**EXTRACT**
Spontaneous Termination

Are there times when you’re so annoyed with an employee that you wish you could be the old-school boss and just say, “You’re fired”? Of course. That’s why progressive discipline was instituted—so that supervisors don’t let the emotions of the moment dictate their actions. Progressive discipline protects the employee from being fired by ruthless bosses and protects the company from the litigation that could result from such actions. However, under certain circumstances progressive discipline can be waived.

When You Can Do It

There are times when termination without warning is permitted. These occasions are rare and usually limited to a few serious infractions that are clearly delineated in company policies. Serious offenses include drinking on the job, fighting, stealing, and insubordination.
Because these charges aren’t always easy to prove, be very careful before you make the decision to fire someone without progressive discipline. You must have solid evidence that can stand up in court. Law books are loaded with cases in which people, because of a rash firing decision, have sued former employers for unlawful discharge, defamation of character, false imprisonment, and whatever else their lawyers can dream up.
Insubordination, which is one of the most frequent causes of spontaneous termination, isn’t always easy to prove. If an employee simply fails to carry out an order, it’s not enough grounds for termination. Unless a failure to obey instructions can lead to serious consequences, such as engaging in actions that endanger other workers, it’s better to use progressive discipline. On the other hand, if a team member becomes unruly in his or her refusal (if he or she hollers and screams or spits in your face, for example), spontaneous discharge might be appropriate.

Documenting a Spontaneous Discharge

When you fire someone after progressive discipline procedures fail, you have an entire series of documents to back you up. In spontaneous termination you have no such documents. Immediately after the termination, write a detailed report describing the circumstances that led up to it. Get written statements from witnesses. If you can, get the employee to sign a statement presenting his or her side of the story. If the discharge is later challenged and the terminated employee presents a different version of what happened, having his or her immediate comments will protect you.

You Can’t Fire Me—I Quit!

You’ve worked hard to bring Mike’s performance up to par. Despite your efforts he just can’t do the job. You tell him that you have to let him go. You explain that if he quits voluntarily, it will look better when he applies for another job. This option might sound sensible, but what happens if Mike applies for unemployment insurance and is told that he’s not eligible because he quit? If you give someone the option of resigning, be sure to inform the person about loss of unemployment insurance and any other negative factors.

**INFORMATION SHOWN**
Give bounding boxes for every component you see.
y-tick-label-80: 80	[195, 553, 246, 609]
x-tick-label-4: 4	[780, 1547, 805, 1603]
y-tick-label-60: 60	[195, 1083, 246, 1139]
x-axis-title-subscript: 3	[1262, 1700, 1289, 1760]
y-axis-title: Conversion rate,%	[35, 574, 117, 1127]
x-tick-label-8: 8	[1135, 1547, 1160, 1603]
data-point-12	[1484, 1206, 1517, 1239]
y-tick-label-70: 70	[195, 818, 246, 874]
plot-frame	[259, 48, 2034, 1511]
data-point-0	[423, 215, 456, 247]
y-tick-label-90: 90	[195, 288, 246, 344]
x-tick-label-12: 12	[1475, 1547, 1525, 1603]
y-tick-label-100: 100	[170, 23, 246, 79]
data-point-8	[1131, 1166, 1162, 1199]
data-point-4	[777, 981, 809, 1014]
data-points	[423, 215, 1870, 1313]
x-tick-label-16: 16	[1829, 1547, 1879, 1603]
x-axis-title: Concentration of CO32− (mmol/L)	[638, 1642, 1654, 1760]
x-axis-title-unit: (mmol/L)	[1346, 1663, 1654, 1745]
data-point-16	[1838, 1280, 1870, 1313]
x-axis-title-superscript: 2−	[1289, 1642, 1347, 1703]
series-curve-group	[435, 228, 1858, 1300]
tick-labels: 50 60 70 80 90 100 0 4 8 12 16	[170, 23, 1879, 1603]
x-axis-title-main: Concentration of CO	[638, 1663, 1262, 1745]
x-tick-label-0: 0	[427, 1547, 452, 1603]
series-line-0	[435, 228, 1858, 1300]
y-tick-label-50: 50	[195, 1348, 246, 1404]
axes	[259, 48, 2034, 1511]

**THE PROBLEM**
Quote the text on spontaneous termination above, word for word, between "Are there times" and "can be waived.", inclusive.

**EXERCISE RESPONSE**
Are there times when you’re so annoyed with an employee that you wish you could be the old-school boss and just say, “You’re fired”? Of course. That’s why progressive discipline was instituted—so that supervisors don’t let the emotions of the moment dictate their actions. Progressive discipline protects the employee from being fired by ruthless bosses and protects the company from the litigation that could result from such actions. However, under certain circumstances progressive discipline can be waived.